* _Extract provided_
= = = =

Last night I watched a few episodes of "Vintage Flip". I had never seen it before. A couple buy vintage houses and restore them as authentically as possible to reflect the era in which they were built. They would buy a house that looked pretty bad...at least to me. Sagging porch, broken fence, poor-looking exterior with an unwelcoming door. The inside was usually worse. Dirty, poorly laid out, old fixtures and plumbing. Through my eyes I saw nothing but a mess. I couldn't see past what was actually there. However, when this couple walked through the house, they did so with excitement and anticipation. As they went from room to room they envisioned what could be. Knock down a wall to open up a space. Remove shutters to let in more light. Strip, sand, and stain hardwood floors to make them gleam. Redo a claw-foot bathtub. Change a blah brick fireplace into a coloured tile focal point. They were so enthused as they envisioned what could be. After the couple's initial assessment, husband looked at me and said, "I don't see it." But they did. I thought about the Lord. How many times does He look at us and see not what is, but what can be? Would we have chosen Joseph or Moses or David or Mary or Peter or Paul? Not likely. Would we have chosen ourselves? Thankfully, the Lord sees potential. "...The Lord does not look at things man looks at. Man looks at the outward appearance, but the Lord looks at the heart." (1 Samuel 16:7). Today is Sunday. Does He see a willing heart?

= = = =

* _Dataset entries_
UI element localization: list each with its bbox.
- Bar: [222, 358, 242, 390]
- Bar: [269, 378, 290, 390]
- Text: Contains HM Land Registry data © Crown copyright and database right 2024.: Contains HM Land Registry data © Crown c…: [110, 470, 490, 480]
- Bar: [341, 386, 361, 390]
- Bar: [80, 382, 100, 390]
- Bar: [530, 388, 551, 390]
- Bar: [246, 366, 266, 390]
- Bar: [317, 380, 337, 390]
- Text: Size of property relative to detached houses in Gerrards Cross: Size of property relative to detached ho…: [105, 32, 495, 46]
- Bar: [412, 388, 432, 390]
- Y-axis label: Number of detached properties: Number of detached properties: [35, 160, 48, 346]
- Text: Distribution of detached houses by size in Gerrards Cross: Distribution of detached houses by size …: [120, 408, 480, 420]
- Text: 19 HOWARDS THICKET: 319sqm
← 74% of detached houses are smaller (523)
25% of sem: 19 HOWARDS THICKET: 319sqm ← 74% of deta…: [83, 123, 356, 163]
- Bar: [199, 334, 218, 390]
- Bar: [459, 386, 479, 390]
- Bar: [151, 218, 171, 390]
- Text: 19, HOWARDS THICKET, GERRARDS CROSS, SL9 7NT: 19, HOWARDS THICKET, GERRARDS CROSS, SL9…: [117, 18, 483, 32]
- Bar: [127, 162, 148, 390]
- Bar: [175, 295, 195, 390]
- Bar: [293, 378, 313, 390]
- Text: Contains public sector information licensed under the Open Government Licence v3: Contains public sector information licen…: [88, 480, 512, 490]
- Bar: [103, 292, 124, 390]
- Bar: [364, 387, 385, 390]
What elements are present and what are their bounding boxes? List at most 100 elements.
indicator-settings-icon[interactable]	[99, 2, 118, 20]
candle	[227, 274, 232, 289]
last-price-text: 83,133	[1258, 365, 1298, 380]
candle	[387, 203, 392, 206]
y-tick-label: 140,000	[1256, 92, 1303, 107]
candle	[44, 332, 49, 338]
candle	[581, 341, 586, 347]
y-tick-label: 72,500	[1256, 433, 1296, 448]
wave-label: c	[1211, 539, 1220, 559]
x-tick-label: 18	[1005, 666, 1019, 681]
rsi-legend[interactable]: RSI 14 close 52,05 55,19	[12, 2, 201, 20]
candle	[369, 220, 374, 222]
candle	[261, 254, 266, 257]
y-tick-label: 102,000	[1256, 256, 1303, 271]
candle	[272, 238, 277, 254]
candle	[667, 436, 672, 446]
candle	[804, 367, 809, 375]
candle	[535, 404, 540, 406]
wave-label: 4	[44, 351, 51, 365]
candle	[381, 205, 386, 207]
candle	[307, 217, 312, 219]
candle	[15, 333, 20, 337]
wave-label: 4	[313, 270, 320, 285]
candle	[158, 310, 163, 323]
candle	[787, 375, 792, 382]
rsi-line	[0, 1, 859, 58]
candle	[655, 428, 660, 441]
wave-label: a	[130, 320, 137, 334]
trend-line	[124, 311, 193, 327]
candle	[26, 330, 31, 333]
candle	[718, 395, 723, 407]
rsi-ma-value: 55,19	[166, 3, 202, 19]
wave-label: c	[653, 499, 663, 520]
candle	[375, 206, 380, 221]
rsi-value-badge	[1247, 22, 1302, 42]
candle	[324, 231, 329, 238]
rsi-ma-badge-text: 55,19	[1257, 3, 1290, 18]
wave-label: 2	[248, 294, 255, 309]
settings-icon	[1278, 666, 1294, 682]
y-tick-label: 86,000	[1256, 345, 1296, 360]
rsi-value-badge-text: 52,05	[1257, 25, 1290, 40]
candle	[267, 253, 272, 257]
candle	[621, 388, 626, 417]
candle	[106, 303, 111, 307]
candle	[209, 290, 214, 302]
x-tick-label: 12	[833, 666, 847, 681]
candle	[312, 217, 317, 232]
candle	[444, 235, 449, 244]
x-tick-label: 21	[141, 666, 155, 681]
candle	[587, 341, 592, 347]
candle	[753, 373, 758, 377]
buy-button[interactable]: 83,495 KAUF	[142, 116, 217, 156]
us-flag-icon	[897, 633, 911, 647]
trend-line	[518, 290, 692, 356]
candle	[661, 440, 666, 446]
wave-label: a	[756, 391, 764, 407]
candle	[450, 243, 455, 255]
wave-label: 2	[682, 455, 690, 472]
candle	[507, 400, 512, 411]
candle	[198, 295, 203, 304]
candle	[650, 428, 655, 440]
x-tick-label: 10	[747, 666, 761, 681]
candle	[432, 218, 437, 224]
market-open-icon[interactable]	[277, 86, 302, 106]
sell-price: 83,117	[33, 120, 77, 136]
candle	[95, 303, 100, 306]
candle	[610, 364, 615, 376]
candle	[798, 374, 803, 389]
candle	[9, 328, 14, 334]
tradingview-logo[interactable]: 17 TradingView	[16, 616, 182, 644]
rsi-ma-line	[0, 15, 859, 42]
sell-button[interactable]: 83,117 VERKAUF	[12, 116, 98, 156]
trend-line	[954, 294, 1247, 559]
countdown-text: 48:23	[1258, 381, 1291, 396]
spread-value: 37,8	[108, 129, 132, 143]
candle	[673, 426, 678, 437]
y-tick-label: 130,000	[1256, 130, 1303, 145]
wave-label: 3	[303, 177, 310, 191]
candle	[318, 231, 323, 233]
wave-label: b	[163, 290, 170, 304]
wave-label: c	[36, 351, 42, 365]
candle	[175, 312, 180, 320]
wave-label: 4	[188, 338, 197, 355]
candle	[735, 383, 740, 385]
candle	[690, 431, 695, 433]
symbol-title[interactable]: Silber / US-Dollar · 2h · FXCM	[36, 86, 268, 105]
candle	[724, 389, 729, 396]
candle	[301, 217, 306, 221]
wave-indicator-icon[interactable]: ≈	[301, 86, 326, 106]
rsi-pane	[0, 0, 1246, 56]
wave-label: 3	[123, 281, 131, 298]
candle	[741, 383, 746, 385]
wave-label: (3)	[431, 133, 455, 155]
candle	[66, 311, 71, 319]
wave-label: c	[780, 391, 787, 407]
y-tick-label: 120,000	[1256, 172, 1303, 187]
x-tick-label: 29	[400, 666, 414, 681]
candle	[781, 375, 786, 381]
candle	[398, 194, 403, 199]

= = = =

* _Task brief_
Could you reproduce the entire passage above about the house-restoration show word for word, from its first sentence to its last?

* _Result_
Last night I watched a few episodes of "Vintage Flip". I had never seen it before. A couple buy vintage houses and restore them as authentically as possible to reflect the era in which they were built. They would buy a house that looked pretty bad...at least to me. Sagging porch, broken fence, poor-looking exterior with an unwelcoming door. The inside was usually worse. Dirty, poorly laid out, old fixtures and plumbing. Through my eyes I saw nothing but a mess. I couldn't see past what was actually there. However, when this couple walked through the house, they did so with excitement and anticipation. As they went from room to room they envisioned what could be. Knock down a wall to open up a space. Remove shutters to let in more light. Strip, sand, and stain hardwood floors to make them gleam. Redo a claw-foot bathtub. Change a blah brick fireplace into a coloured tile focal point. They were so enthused as they envisioned what could be. After the couple's initial assessment, husband looked at me and said, "I don't see it." But they did. I thought about the Lord. How many times does He look at us and see not what is, but what can be? Would we have chosen Joseph or Moses or David or Mary or Peter or Paul? Not likely. Would we have chosen ourselves? Thankfully, the Lord sees potential. "...The Lord does not look at things man looks at. Man looks at the outward appearance, but the Lord looks at the heart." (1 Samuel 16:7). Today is Sunday. Does He see a willing heart?